- **EXERCISE OBJECTIVE**
Exclude all pictures, then copy each of the records exactly as written.

------ GIVEN DATA

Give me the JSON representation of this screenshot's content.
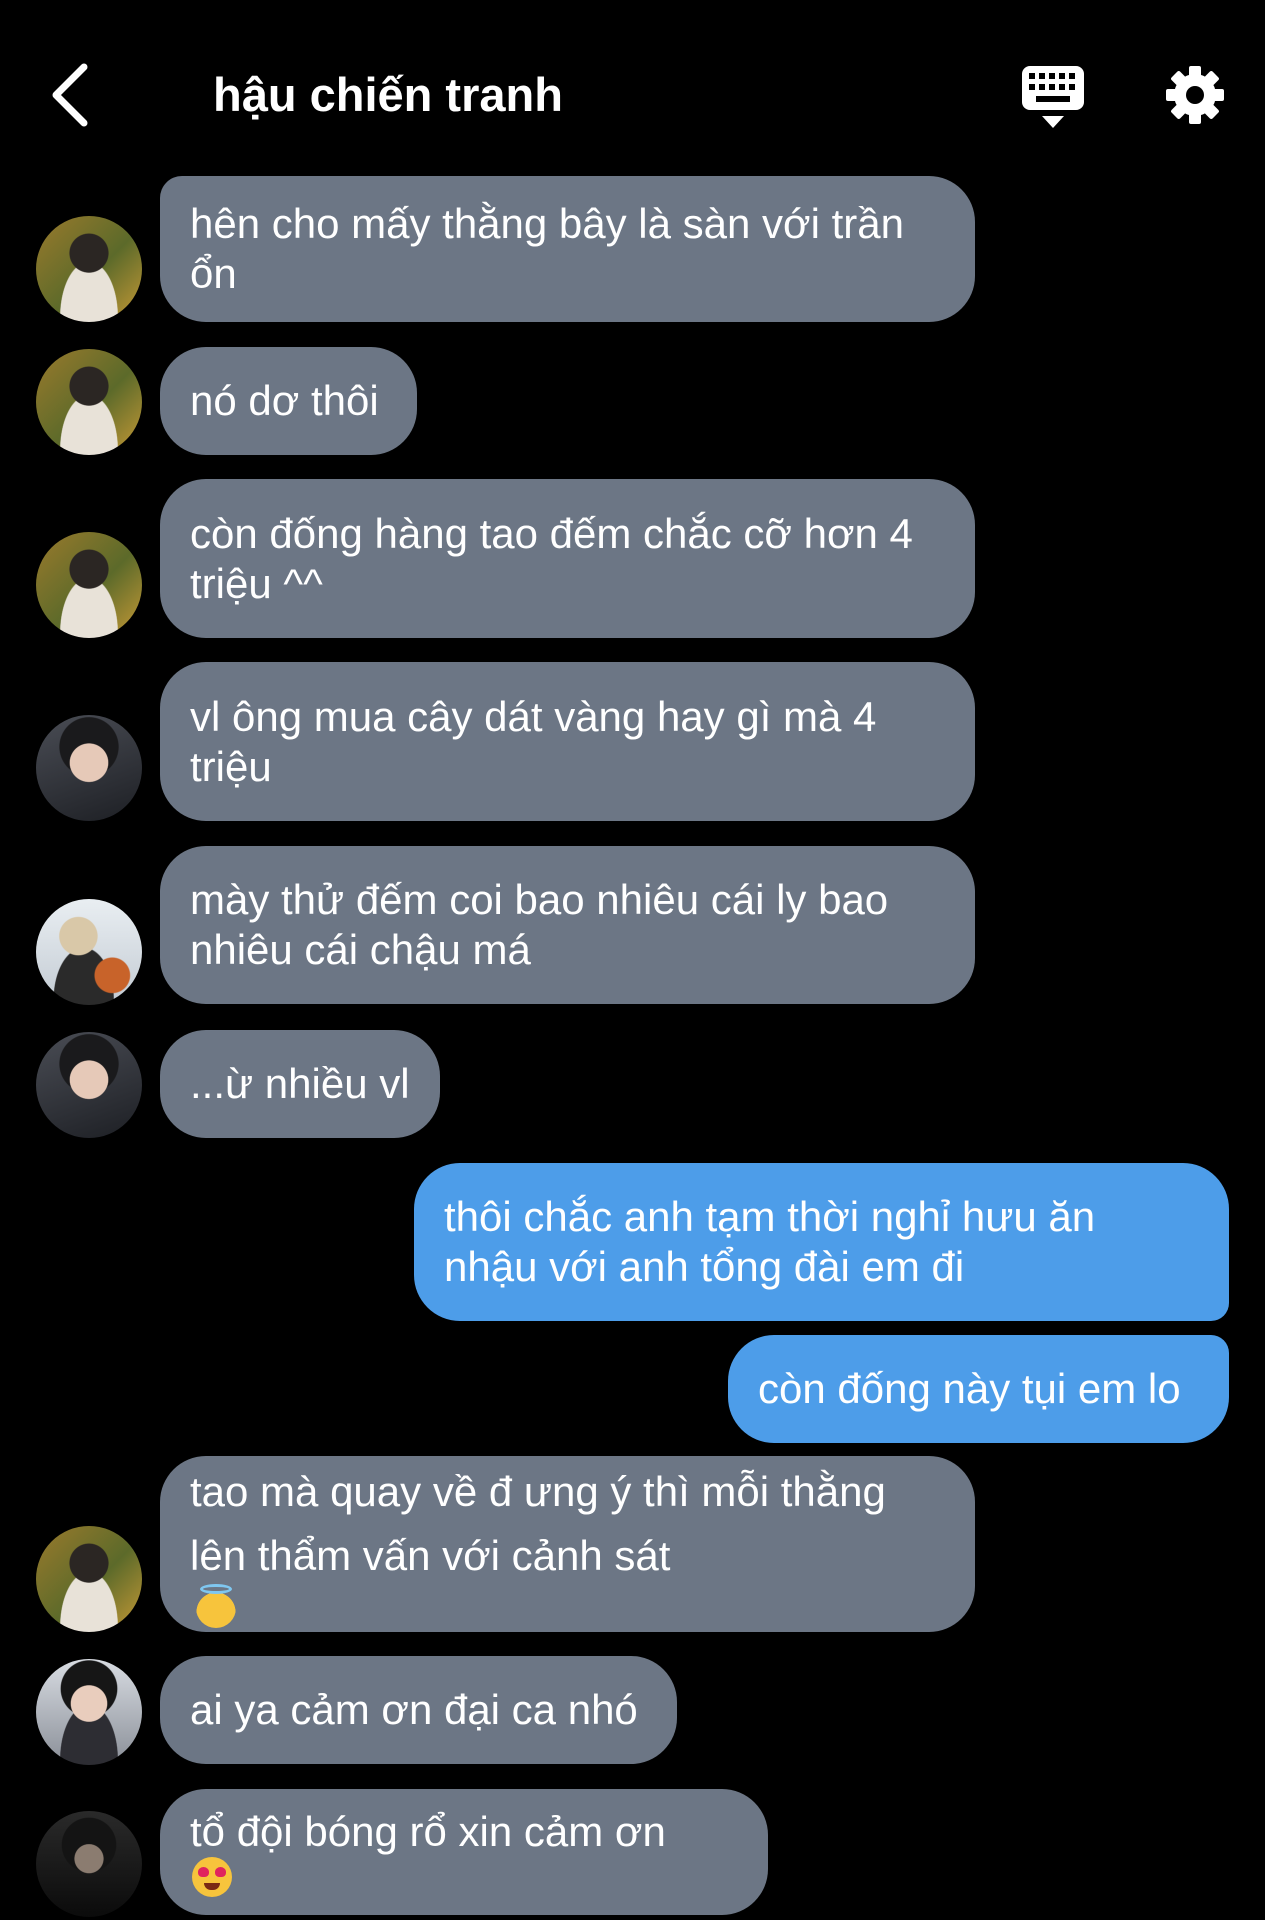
{
  "header": {
    "title": "hậu chiến tranh",
    "back_icon": "chevron-left-icon",
    "keyboard_icon": "keyboard-icon",
    "settings_icon": "gear-icon"
  },
  "colors": {
    "background": "#000000",
    "incoming_bubble": "#6c7685",
    "outgoing_bubble": "#4d9de9",
    "text": "#ffffff"
  },
  "messages": [
    {
      "direction": "incoming",
      "text": "hên cho mấy thằng bây là sàn với trần\nổn",
      "avatar": "avatar-a"
    },
    {
      "direction": "incoming",
      "text": "nó dơ thôi",
      "avatar": "avatar-a"
    },
    {
      "direction": "incoming",
      "text": "còn đống hàng tao đếm chắc cỡ hơn 4\ntriệu ^^",
      "avatar": "avatar-a"
    },
    {
      "direction": "incoming",
      "text": "vl ông mua cây dát vàng hay gì mà 4\ntriệu",
      "avatar": "avatar-b"
    },
    {
      "direction": "incoming",
      "text": "mày thử đếm coi bao nhiêu cái ly bao\nnhiêu cái chậu má",
      "avatar": "avatar-c"
    },
    {
      "direction": "incoming",
      "text": "...ừ nhiều vl",
      "avatar": "avatar-b"
    },
    {
      "direction": "outgoing",
      "text": "thôi chắc anh tạm thời nghỉ hưu ăn\nnhậu với anh tổng đài em đi"
    },
    {
      "direction": "outgoing",
      "text": "còn đống này tụi em lo"
    },
    {
      "direction": "incoming",
      "text": "tao mà quay về đ ưng ý thì mỗi thằng\nlên thẩm vấn với cảnh sát",
      "emoji": "smiling-face-with-halo-emoji",
      "avatar": "avatar-a"
    },
    {
      "direction": "incoming",
      "text": "ai ya cảm ơn đại ca nhó",
      "avatar": "avatar-d"
    },
    {
      "direction": "incoming",
      "text": "tổ đội bóng rổ xin cảm ơn",
      "emoji": "heart-eyes-emoji",
      "avatar": "avatar-e"
    }
  ]
}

------------

- **RESULT**
Give me the JSON representation of this screenshot's content.
{
  "header": {
    "title": "hậu chiến tranh",
    "back_icon": "chevron-left-icon",
    "keyboard_icon": "keyboard-icon",
    "settings_icon": "gear-icon"
  },
  "colors": {
    "background": "#000000",
    "incoming_bubble": "#6c7685",
    "outgoing_bubble": "#4d9de9",
    "text": "#ffffff"
  },
  "messages": [
    {
      "direction": "incoming",
      "text": "hên cho mấy thằng bây là sàn với trần\nổn",
      "avatar": "avatar-a"
    },
    {
      "direction": "incoming",
      "text": "nó dơ thôi",
      "avatar": "avatar-a"
    },
    {
      "direction": "incoming",
      "text": "còn đống hàng tao đếm chắc cỡ hơn 4\ntriệu ^^",
      "avatar": "avatar-a"
    },
    {
      "direction": "incoming",
      "text": "vl ông mua cây dát vàng hay gì mà 4\ntriệu",
      "avatar": "avatar-b"
    },
    {
      "direction": "incoming",
      "text": "mày thử đếm coi bao nhiêu cái ly bao\nnhiêu cái chậu má",
      "avatar": "avatar-c"
    },
    {
      "direction": "incoming",
      "text": "...ừ nhiều vl",
      "avatar": "avatar-b"
    },
    {
      "direction": "outgoing",
      "text": "thôi chắc anh tạm thời nghỉ hưu ăn\nnhậu với anh tổng đài em đi"
    },
    {
      "direction": "outgoing",
      "text": "còn đống này tụi em lo"
    },
    {
      "direction": "incoming",
      "text": "tao mà quay về đ ưng ý thì mỗi thằng\nlên thẩm vấn với cảnh sát",
      "emoji": "smiling-face-with-halo-emoji",
      "avatar": "avatar-a"
    },
    {
      "direction": "incoming",
      "text": "ai ya cảm ơn đại ca nhó",
      "avatar": "avatar-d"
    },
    {
      "direction": "incoming",
      "text": "tổ đội bóng rổ xin cảm ơn",
      "emoji": "heart-eyes-emoji",
      "avatar": "avatar-e"
    }
  ]
}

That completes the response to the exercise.